- _Problem_
Return the material below in full and exactly.

- - -

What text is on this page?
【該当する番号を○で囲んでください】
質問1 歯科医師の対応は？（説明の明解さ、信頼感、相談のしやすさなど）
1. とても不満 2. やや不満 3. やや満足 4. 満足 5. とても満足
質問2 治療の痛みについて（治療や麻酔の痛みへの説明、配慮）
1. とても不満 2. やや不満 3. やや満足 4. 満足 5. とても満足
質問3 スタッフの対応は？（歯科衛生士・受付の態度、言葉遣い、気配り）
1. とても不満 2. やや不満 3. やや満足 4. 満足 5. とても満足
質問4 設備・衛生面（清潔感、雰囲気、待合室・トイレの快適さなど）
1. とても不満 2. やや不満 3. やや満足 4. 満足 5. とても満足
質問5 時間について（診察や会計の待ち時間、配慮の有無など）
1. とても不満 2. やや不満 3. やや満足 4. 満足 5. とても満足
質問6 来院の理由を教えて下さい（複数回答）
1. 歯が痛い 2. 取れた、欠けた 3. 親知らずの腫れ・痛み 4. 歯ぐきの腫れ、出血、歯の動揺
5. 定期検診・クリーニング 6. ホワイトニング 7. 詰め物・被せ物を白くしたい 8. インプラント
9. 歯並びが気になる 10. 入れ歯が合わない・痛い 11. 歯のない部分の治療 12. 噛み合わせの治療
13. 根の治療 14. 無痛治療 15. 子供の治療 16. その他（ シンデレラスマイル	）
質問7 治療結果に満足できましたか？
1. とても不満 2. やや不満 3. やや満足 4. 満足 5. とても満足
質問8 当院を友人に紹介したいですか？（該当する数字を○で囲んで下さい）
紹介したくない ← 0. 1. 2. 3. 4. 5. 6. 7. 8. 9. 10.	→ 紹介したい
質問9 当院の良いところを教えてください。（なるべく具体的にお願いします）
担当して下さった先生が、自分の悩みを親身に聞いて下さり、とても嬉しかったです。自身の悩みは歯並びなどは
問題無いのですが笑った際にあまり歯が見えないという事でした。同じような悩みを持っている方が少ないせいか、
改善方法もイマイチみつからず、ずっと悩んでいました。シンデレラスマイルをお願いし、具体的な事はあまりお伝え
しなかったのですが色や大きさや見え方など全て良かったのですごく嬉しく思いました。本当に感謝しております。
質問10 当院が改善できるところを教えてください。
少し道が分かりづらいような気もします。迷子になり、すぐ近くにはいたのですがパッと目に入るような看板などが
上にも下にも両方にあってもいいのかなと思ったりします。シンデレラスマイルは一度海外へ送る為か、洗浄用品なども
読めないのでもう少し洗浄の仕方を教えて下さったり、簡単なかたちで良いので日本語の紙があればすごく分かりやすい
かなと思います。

- - -

- _Exercise solution_
What text is on this page?
【該当する番号を○で囲んでください】
質問1 歯科医師の対応は？（説明の明解さ、信頼感、相談のしやすさなど）
1. とても不満 2. やや不満 3. やや満足 4. 満足 5. とても満足
質問2 治療の痛みについて（治療や麻酔の痛みへの説明、配慮）
1. とても不満 2. やや不満 3. やや満足 4. 満足 5. とても満足
質問3 スタッフの対応は？（歯科衛生士・受付の態度、言葉遣い、気配り）
1. とても不満 2. やや不満 3. やや満足 4. 満足 5. とても満足
質問4 設備・衛生面（清潔感、雰囲気、待合室・トイレの快適さなど）
1. とても不満 2. やや不満 3. やや満足 4. 満足 5. とても満足
質問5 時間について（診察や会計の待ち時間、配慮の有無など）
1. とても不満 2. やや不満 3. やや満足 4. 満足 5. とても満足
質問6 来院の理由を教えて下さい（複数回答）
1. 歯が痛い 2. 取れた、欠けた 3. 親知らずの腫れ・痛み 4. 歯ぐきの腫れ、出血、歯の動揺
5. 定期検診・クリーニング 6. ホワイトニング 7. 詰め物・被せ物を白くしたい 8. インプラント
9. 歯並びが気になる 10. 入れ歯が合わない・痛い 11. 歯のない部分の治療 12. 噛み合わせの治療
13. 根の治療 14. 無痛治療 15. 子供の治療 16. その他（ シンデレラスマイル	）
質問7 治療結果に満足できましたか？
1. とても不満 2. やや不満 3. やや満足 4. 満足 5. とても満足
質問8 当院を友人に紹介したいですか？（該当する数字を○で囲んで下さい）
紹介したくない ← 0. 1. 2. 3. 4. 5. 6. 7. 8. 9. 10.	→ 紹介したい
質問9 当院の良いところを教えてください。（なるべく具体的にお願いします）
担当して下さった先生が、自分の悩みを親身に聞いて下さり、とても嬉しかったです。自身の悩みは歯並びなどは
問題無いのですが笑った際にあまり歯が見えないという事でした。同じような悩みを持っている方が少ないせいか、
改善方法もイマイチみつからず、ずっと悩んでいました。シンデレラスマイルをお願いし、具体的な事はあまりお伝え
しなかったのですが色や大きさや見え方など全て良かったのですごく嬉しく思いました。本当に感謝しております。
質問10 当院が改善できるところを教えてください。
少し道が分かりづらいような気もします。迷子になり、すぐ近くにはいたのですがパッと目に入るような看板などが
上にも下にも両方にあってもいいのかなと思ったりします。シンデレラスマイルは一度海外へ送る為か、洗浄用品なども
読めないのでもう少し洗浄の仕方を教えて下さったり、簡単なかたちで良いので日本語の紙があればすごく分かりやすい
かなと思います。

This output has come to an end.